Do not carry the pictures over; copy every other part of the entries exactly.

◆ **INFORMATION SHOWN**:
=-=-=
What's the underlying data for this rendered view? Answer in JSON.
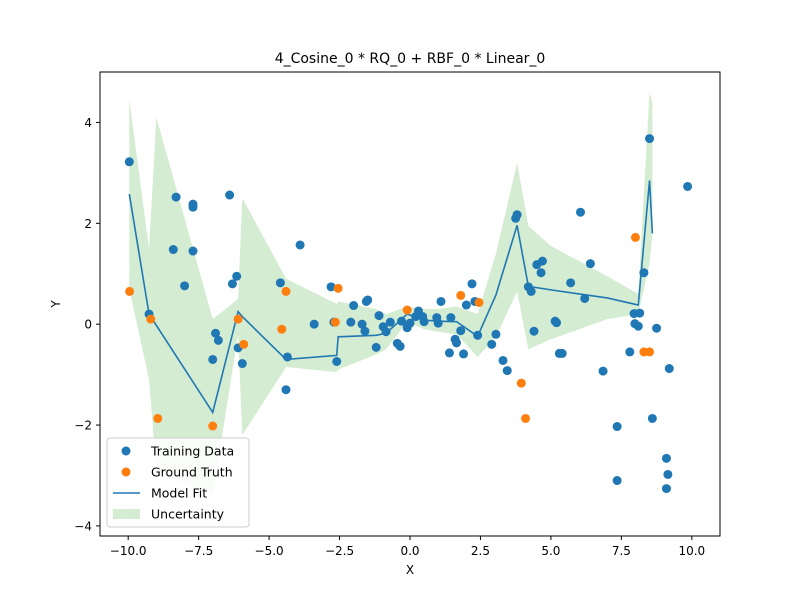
{
  "chart_data": {
    "type": "scatter",
    "title": "4_Cosine_0 * RQ_0 + RBF_0 * Linear_0",
    "xlabel": "X",
    "ylabel": "Y",
    "xlim": [
      -11,
      11
    ],
    "ylim": [
      -4.2,
      5.0
    ],
    "xticks": [
      -10.0,
      -7.5,
      -5.0,
      -2.5,
      0.0,
      2.5,
      5.0,
      7.5,
      10.0
    ],
    "xtick_labels": [
      "−10.0",
      "−7.5",
      "−5.0",
      "−2.5",
      "0.0",
      "2.5",
      "5.0",
      "7.5",
      "10.0"
    ],
    "yticks": [
      -4,
      -2,
      0,
      2,
      4
    ],
    "ytick_labels": [
      "−4",
      "−2",
      "0",
      "2",
      "4"
    ],
    "grid": false,
    "legend_position": "lower-left",
    "colors": {
      "training": "#1f77b4",
      "ground_truth": "#ff7f0e",
      "model_fit": "#1f77b4",
      "uncertainty": "#d4ecd1"
    },
    "series": [
      {
        "name": "Training Data",
        "kind": "scatter",
        "x": [
          -9.96,
          -9.26,
          -8.3,
          -8.4,
          -8.0,
          -7.7,
          -7.7,
          -7.7,
          -7.0,
          -6.9,
          -6.8,
          -6.4,
          -6.3,
          -6.15,
          -6.1,
          -5.95,
          -4.6,
          -4.4,
          -4.35,
          -3.9,
          -3.4,
          -2.8,
          -2.7,
          -2.6,
          -2.1,
          -2.0,
          -1.7,
          -1.6,
          -1.55,
          -1.5,
          -1.2,
          -1.1,
          -0.95,
          -0.85,
          -0.7,
          -0.45,
          -0.35,
          -0.3,
          -0.1,
          0.0,
          0.2,
          0.3,
          0.45,
          0.5,
          0.95,
          1.0,
          1.1,
          1.4,
          1.45,
          1.6,
          1.65,
          1.8,
          1.9,
          2.0,
          2.2,
          2.3,
          2.4,
          2.9,
          3.05,
          3.3,
          3.45,
          3.75,
          3.8,
          4.2,
          4.3,
          4.4,
          4.5,
          4.65,
          4.7,
          5.15,
          5.2,
          5.3,
          5.4,
          5.7,
          6.05,
          6.2,
          6.4,
          6.85,
          7.35,
          7.35,
          7.8,
          7.95,
          7.98,
          8.1,
          8.15,
          8.3,
          8.5,
          8.6,
          8.75,
          9.1,
          9.1,
          9.15,
          9.2,
          9.85
        ],
        "y": [
          3.22,
          0.2,
          2.52,
          1.48,
          0.76,
          2.38,
          2.32,
          1.45,
          -0.7,
          -0.18,
          -0.32,
          2.56,
          0.8,
          0.95,
          -0.47,
          -0.78,
          0.82,
          -1.3,
          -0.65,
          1.57,
          0.0,
          0.74,
          0.04,
          -0.74,
          0.04,
          0.37,
          0.0,
          -0.14,
          0.45,
          0.48,
          -0.46,
          0.17,
          -0.05,
          -0.15,
          0.04,
          -0.38,
          -0.44,
          0.06,
          -0.07,
          0.02,
          0.15,
          0.26,
          0.15,
          0.05,
          0.13,
          0.02,
          0.45,
          -0.57,
          0.13,
          -0.3,
          -0.37,
          -0.13,
          -0.59,
          0.38,
          0.8,
          0.45,
          -0.22,
          -0.4,
          -0.2,
          -0.72,
          -0.92,
          2.1,
          2.17,
          0.74,
          0.65,
          -0.14,
          1.18,
          1.02,
          1.25,
          0.06,
          0.03,
          -0.58,
          -0.58,
          0.82,
          2.22,
          0.51,
          1.2,
          -0.93,
          -2.03,
          -3.1,
          -0.55,
          0.21,
          0.01,
          -0.04,
          0.22,
          1.02,
          3.68,
          -1.87,
          -0.08,
          -2.66,
          -3.26,
          -2.98,
          -0.88,
          2.73
        ]
      },
      {
        "name": "Ground Truth",
        "kind": "scatter",
        "x": [
          -9.95,
          -9.2,
          -8.95,
          -7.0,
          -6.1,
          -5.9,
          -4.55,
          -4.4,
          -2.65,
          -2.55,
          -0.1,
          1.8,
          2.45,
          3.95,
          4.1,
          8.0,
          8.3,
          8.5
        ],
        "y": [
          0.65,
          0.1,
          -1.87,
          -2.02,
          0.1,
          -0.4,
          -0.1,
          0.65,
          0.04,
          0.71,
          0.28,
          0.57,
          0.43,
          -1.17,
          -1.87,
          1.72,
          -0.55,
          -0.55
        ]
      },
      {
        "name": "Model Fit",
        "kind": "line",
        "x": [
          -9.96,
          -9.26,
          -7.0,
          -6.1,
          -5.95,
          -4.4,
          -2.6,
          -2.55,
          -1.2,
          -0.85,
          -0.1,
          0.5,
          1.0,
          1.65,
          2.4,
          3.05,
          3.8,
          4.2,
          5.0,
          6.0,
          7.0,
          8.1,
          8.5,
          8.6
        ],
        "y": [
          2.58,
          0.2,
          -1.75,
          0.25,
          0.15,
          -0.7,
          -0.62,
          -0.25,
          -0.22,
          -0.18,
          0.2,
          0.08,
          0.06,
          0.05,
          -0.24,
          0.58,
          1.96,
          0.75,
          0.68,
          0.6,
          0.52,
          0.38,
          2.85,
          1.8
        ]
      },
      {
        "name": "Uncertainty",
        "kind": "area",
        "x": [
          -9.96,
          -9.26,
          -9.0,
          -7.0,
          -6.1,
          -5.95,
          -4.4,
          -2.6,
          -2.55,
          -1.2,
          -0.85,
          -0.1,
          0.5,
          1.0,
          1.65,
          2.4,
          3.05,
          3.8,
          4.2,
          5.0,
          6.0,
          7.0,
          8.1,
          8.5,
          8.6
        ],
        "upper": [
          4.45,
          1.5,
          4.1,
          0.1,
          0.5,
          2.5,
          0.9,
          0.4,
          0.45,
          0.3,
          0.2,
          0.35,
          0.3,
          0.3,
          0.35,
          0.2,
          1.4,
          3.2,
          1.95,
          1.55,
          1.25,
          0.95,
          0.6,
          4.6,
          4.4
        ],
        "lower": [
          0.7,
          -1.1,
          -2.9,
          -3.4,
          -0.2,
          -2.2,
          -0.85,
          -0.95,
          -0.9,
          -0.6,
          -0.5,
          0.05,
          -0.1,
          -0.15,
          -0.2,
          -0.65,
          -0.25,
          0.65,
          -0.5,
          -0.3,
          -0.1,
          0.1,
          0.2,
          1.2,
          1.8
        ]
      }
    ],
    "legend": [
      {
        "label": "Training Data",
        "marker": "circle",
        "color": "#1f77b4"
      },
      {
        "label": "Ground Truth",
        "marker": "circle",
        "color": "#ff7f0e"
      },
      {
        "label": "Model Fit",
        "marker": "line",
        "color": "#1f77b4"
      },
      {
        "label": "Uncertainty",
        "marker": "patch",
        "color": "#d4ecd1"
      }
    ]
  }
}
=-=-=
◆ **ANSWER IN FULL**:
What's the underlying data for this rendered view? Answer in JSON.
{
  "chart_data": {
    "type": "scatter",
    "title": "4_Cosine_0 * RQ_0 + RBF_0 * Linear_0",
    "xlabel": "X",
    "ylabel": "Y",
    "xlim": [
      -11,
      11
    ],
    "ylim": [
      -4.2,
      5.0
    ],
    "xticks": [
      -10.0,
      -7.5,
      -5.0,
      -2.5,
      0.0,
      2.5,
      5.0,
      7.5,
      10.0
    ],
    "xtick_labels": [
      "−10.0",
      "−7.5",
      "−5.0",
      "−2.5",
      "0.0",
      "2.5",
      "5.0",
      "7.5",
      "10.0"
    ],
    "yticks": [
      -4,
      -2,
      0,
      2,
      4
    ],
    "ytick_labels": [
      "−4",
      "−2",
      "0",
      "2",
      "4"
    ],
    "grid": false,
    "legend_position": "lower-left",
    "colors": {
      "training": "#1f77b4",
      "ground_truth": "#ff7f0e",
      "model_fit": "#1f77b4",
      "uncertainty": "#d4ecd1"
    },
    "series": [
      {
        "name": "Training Data",
        "kind": "scatter",
        "x": [
          -9.96,
          -9.26,
          -8.3,
          -8.4,
          -8.0,
          -7.7,
          -7.7,
          -7.7,
          -7.0,
          -6.9,
          -6.8,
          -6.4,
          -6.3,
          -6.15,
          -6.1,
          -5.95,
          -4.6,
          -4.4,
          -4.35,
          -3.9,
          -3.4,
          -2.8,
          -2.7,
          -2.6,
          -2.1,
          -2.0,
          -1.7,
          -1.6,
          -1.55,
          -1.5,
          -1.2,
          -1.1,
          -0.95,
          -0.85,
          -0.7,
          -0.45,
          -0.35,
          -0.3,
          -0.1,
          0.0,
          0.2,
          0.3,
          0.45,
          0.5,
          0.95,
          1.0,
          1.1,
          1.4,
          1.45,
          1.6,
          1.65,
          1.8,
          1.9,
          2.0,
          2.2,
          2.3,
          2.4,
          2.9,
          3.05,
          3.3,
          3.45,
          3.75,
          3.8,
          4.2,
          4.3,
          4.4,
          4.5,
          4.65,
          4.7,
          5.15,
          5.2,
          5.3,
          5.4,
          5.7,
          6.05,
          6.2,
          6.4,
          6.85,
          7.35,
          7.35,
          7.8,
          7.95,
          7.98,
          8.1,
          8.15,
          8.3,
          8.5,
          8.6,
          8.75,
          9.1,
          9.1,
          9.15,
          9.2,
          9.85
        ],
        "y": [
          3.22,
          0.2,
          2.52,
          1.48,
          0.76,
          2.38,
          2.32,
          1.45,
          -0.7,
          -0.18,
          -0.32,
          2.56,
          0.8,
          0.95,
          -0.47,
          -0.78,
          0.82,
          -1.3,
          -0.65,
          1.57,
          0.0,
          0.74,
          0.04,
          -0.74,
          0.04,
          0.37,
          0.0,
          -0.14,
          0.45,
          0.48,
          -0.46,
          0.17,
          -0.05,
          -0.15,
          0.04,
          -0.38,
          -0.44,
          0.06,
          -0.07,
          0.02,
          0.15,
          0.26,
          0.15,
          0.05,
          0.13,
          0.02,
          0.45,
          -0.57,
          0.13,
          -0.3,
          -0.37,
          -0.13,
          -0.59,
          0.38,
          0.8,
          0.45,
          -0.22,
          -0.4,
          -0.2,
          -0.72,
          -0.92,
          2.1,
          2.17,
          0.74,
          0.65,
          -0.14,
          1.18,
          1.02,
          1.25,
          0.06,
          0.03,
          -0.58,
          -0.58,
          0.82,
          2.22,
          0.51,
          1.2,
          -0.93,
          -2.03,
          -3.1,
          -0.55,
          0.21,
          0.01,
          -0.04,
          0.22,
          1.02,
          3.68,
          -1.87,
          -0.08,
          -2.66,
          -3.26,
          -2.98,
          -0.88,
          2.73
        ]
      },
      {
        "name": "Ground Truth",
        "kind": "scatter",
        "x": [
          -9.95,
          -9.2,
          -8.95,
          -7.0,
          -6.1,
          -5.9,
          -4.55,
          -4.4,
          -2.65,
          -2.55,
          -0.1,
          1.8,
          2.45,
          3.95,
          4.1,
          8.0,
          8.3,
          8.5
        ],
        "y": [
          0.65,
          0.1,
          -1.87,
          -2.02,
          0.1,
          -0.4,
          -0.1,
          0.65,
          0.04,
          0.71,
          0.28,
          0.57,
          0.43,
          -1.17,
          -1.87,
          1.72,
          -0.55,
          -0.55
        ]
      },
      {
        "name": "Model Fit",
        "kind": "line",
        "x": [
          -9.96,
          -9.26,
          -7.0,
          -6.1,
          -5.95,
          -4.4,
          -2.6,
          -2.55,
          -1.2,
          -0.85,
          -0.1,
          0.5,
          1.0,
          1.65,
          2.4,
          3.05,
          3.8,
          4.2,
          5.0,
          6.0,
          7.0,
          8.1,
          8.5,
          8.6
        ],
        "y": [
          2.58,
          0.2,
          -1.75,
          0.25,
          0.15,
          -0.7,
          -0.62,
          -0.25,
          -0.22,
          -0.18,
          0.2,
          0.08,
          0.06,
          0.05,
          -0.24,
          0.58,
          1.96,
          0.75,
          0.68,
          0.6,
          0.52,
          0.38,
          2.85,
          1.8
        ]
      },
      {
        "name": "Uncertainty",
        "kind": "area",
        "x": [
          -9.96,
          -9.26,
          -9.0,
          -7.0,
          -6.1,
          -5.95,
          -4.4,
          -2.6,
          -2.55,
          -1.2,
          -0.85,
          -0.1,
          0.5,
          1.0,
          1.65,
          2.4,
          3.05,
          3.8,
          4.2,
          5.0,
          6.0,
          7.0,
          8.1,
          8.5,
          8.6
        ],
        "upper": [
          4.45,
          1.5,
          4.1,
          0.1,
          0.5,
          2.5,
          0.9,
          0.4,
          0.45,
          0.3,
          0.2,
          0.35,
          0.3,
          0.3,
          0.35,
          0.2,
          1.4,
          3.2,
          1.95,
          1.55,
          1.25,
          0.95,
          0.6,
          4.6,
          4.4
        ],
        "lower": [
          0.7,
          -1.1,
          -2.9,
          -3.4,
          -0.2,
          -2.2,
          -0.85,
          -0.95,
          -0.9,
          -0.6,
          -0.5,
          0.05,
          -0.1,
          -0.15,
          -0.2,
          -0.65,
          -0.25,
          0.65,
          -0.5,
          -0.3,
          -0.1,
          0.1,
          0.2,
          1.2,
          1.8
        ]
      }
    ],
    "legend": [
      {
        "label": "Training Data",
        "marker": "circle",
        "color": "#1f77b4"
      },
      {
        "label": "Ground Truth",
        "marker": "circle",
        "color": "#ff7f0e"
      },
      {
        "label": "Model Fit",
        "marker": "line",
        "color": "#1f77b4"
      },
      {
        "label": "Uncertainty",
        "marker": "patch",
        "color": "#d4ecd1"
      }
    ]
  }
}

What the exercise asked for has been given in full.